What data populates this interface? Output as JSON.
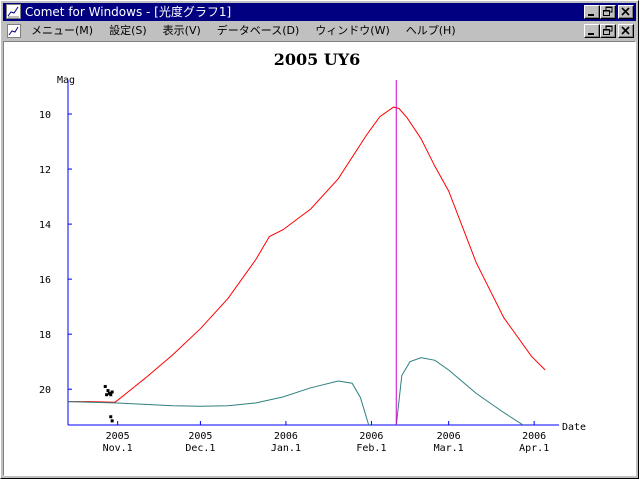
{
  "window": {
    "title": "Comet for Windows - [光度グラフ1]"
  },
  "menu": {
    "items": [
      "メニュー(M)",
      "設定(S)",
      "表示(V)",
      "データベース(D)",
      "ウィンドウ(W)",
      "ヘルプ(H)"
    ]
  },
  "chart_data": {
    "type": "line",
    "title": "2005 UY6",
    "ylabel": "Mag",
    "xlabel": "Date",
    "y_axis_inverted": true,
    "ylim": [
      21.3,
      9.2
    ],
    "y_ticks": [
      10,
      12,
      14,
      16,
      18,
      20
    ],
    "x_ticks": [
      {
        "year": "2005",
        "month": "Nov.1",
        "day": 0
      },
      {
        "year": "2005",
        "month": "Dec.1",
        "day": 30
      },
      {
        "year": "2006",
        "month": "Jan.1",
        "day": 61
      },
      {
        "year": "2006",
        "month": "Feb.1",
        "day": 92
      },
      {
        "year": "2006",
        "month": "Mar.1",
        "day": 120
      },
      {
        "year": "2006",
        "month": "Apr.1",
        "day": 151
      }
    ],
    "xlim": [
      -18,
      160
    ],
    "current_date_day": 101,
    "colors": {
      "total_magnitude": "#ff0000",
      "nuclear_magnitude": "#2f7f7f",
      "current_date_line": "#cc00cc",
      "observations": "#000000",
      "axes": "#0000ff"
    },
    "series": [
      {
        "key": "total_magnitude",
        "x": [
          -18,
          -10,
          -1,
          0,
          10,
          20,
          30,
          40,
          50,
          55,
          60,
          70,
          80,
          90,
          95,
          100,
          102,
          105,
          110,
          115,
          120,
          130,
          140,
          150,
          155
        ],
        "y": [
          20.45,
          20.45,
          20.47,
          20.4,
          19.6,
          18.75,
          17.8,
          16.7,
          15.3,
          14.45,
          14.2,
          13.45,
          12.35,
          10.8,
          10.1,
          9.75,
          9.8,
          10.15,
          10.9,
          11.9,
          12.8,
          15.4,
          17.4,
          18.8,
          19.3
        ]
      },
      {
        "key": "nuclear_magnitude",
        "segments": [
          {
            "x": [
              -18,
              0,
              10,
              20,
              30,
              40,
              50,
              60,
              70,
              80,
              85,
              88,
              91
            ],
            "y": [
              20.45,
              20.5,
              20.55,
              20.6,
              20.62,
              20.6,
              20.5,
              20.28,
              19.95,
              19.7,
              19.78,
              20.3,
              21.3
            ]
          },
          {
            "x": [
              101,
              103,
              106,
              110,
              115,
              120,
              130,
              140,
              147
            ],
            "y": [
              21.3,
              19.5,
              19.0,
              18.85,
              18.95,
              19.3,
              20.15,
              20.85,
              21.3
            ]
          }
        ]
      }
    ],
    "observations": {
      "x": [
        -4.5,
        -3.5,
        -4,
        -3,
        -2.5,
        -2,
        -2.5,
        -2
      ],
      "y": [
        19.9,
        20.05,
        20.2,
        20.15,
        20.2,
        20.1,
        21.0,
        21.15
      ]
    }
  }
}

## Problem statement
Copy out all the records exactly, excluding pictures.

## Solution to this problem
What data populates this interface? Output as JSON.
{
  "window": {
    "title": "Comet for Windows - [光度グラフ1]"
  },
  "menu": {
    "items": [
      "メニュー(M)",
      "設定(S)",
      "表示(V)",
      "データベース(D)",
      "ウィンドウ(W)",
      "ヘルプ(H)"
    ]
  },
  "chart_data": {
    "type": "line",
    "title": "2005 UY6",
    "ylabel": "Mag",
    "xlabel": "Date",
    "y_axis_inverted": true,
    "ylim": [
      21.3,
      9.2
    ],
    "y_ticks": [
      10,
      12,
      14,
      16,
      18,
      20
    ],
    "x_ticks": [
      {
        "year": "2005",
        "month": "Nov.1",
        "day": 0
      },
      {
        "year": "2005",
        "month": "Dec.1",
        "day": 30
      },
      {
        "year": "2006",
        "month": "Jan.1",
        "day": 61
      },
      {
        "year": "2006",
        "month": "Feb.1",
        "day": 92
      },
      {
        "year": "2006",
        "month": "Mar.1",
        "day": 120
      },
      {
        "year": "2006",
        "month": "Apr.1",
        "day": 151
      }
    ],
    "xlim": [
      -18,
      160
    ],
    "current_date_day": 101,
    "colors": {
      "total_magnitude": "#ff0000",
      "nuclear_magnitude": "#2f7f7f",
      "current_date_line": "#cc00cc",
      "observations": "#000000",
      "axes": "#0000ff"
    },
    "series": [
      {
        "key": "total_magnitude",
        "x": [
          -18,
          -10,
          -1,
          0,
          10,
          20,
          30,
          40,
          50,
          55,
          60,
          70,
          80,
          90,
          95,
          100,
          102,
          105,
          110,
          115,
          120,
          130,
          140,
          150,
          155
        ],
        "y": [
          20.45,
          20.45,
          20.47,
          20.4,
          19.6,
          18.75,
          17.8,
          16.7,
          15.3,
          14.45,
          14.2,
          13.45,
          12.35,
          10.8,
          10.1,
          9.75,
          9.8,
          10.15,
          10.9,
          11.9,
          12.8,
          15.4,
          17.4,
          18.8,
          19.3
        ]
      },
      {
        "key": "nuclear_magnitude",
        "segments": [
          {
            "x": [
              -18,
              0,
              10,
              20,
              30,
              40,
              50,
              60,
              70,
              80,
              85,
              88,
              91
            ],
            "y": [
              20.45,
              20.5,
              20.55,
              20.6,
              20.62,
              20.6,
              20.5,
              20.28,
              19.95,
              19.7,
              19.78,
              20.3,
              21.3
            ]
          },
          {
            "x": [
              101,
              103,
              106,
              110,
              115,
              120,
              130,
              140,
              147
            ],
            "y": [
              21.3,
              19.5,
              19.0,
              18.85,
              18.95,
              19.3,
              20.15,
              20.85,
              21.3
            ]
          }
        ]
      }
    ],
    "observations": {
      "x": [
        -4.5,
        -3.5,
        -4,
        -3,
        -2.5,
        -2,
        -2.5,
        -2
      ],
      "y": [
        19.9,
        20.05,
        20.2,
        20.15,
        20.2,
        20.1,
        21.0,
        21.15
      ]
    }
  }
}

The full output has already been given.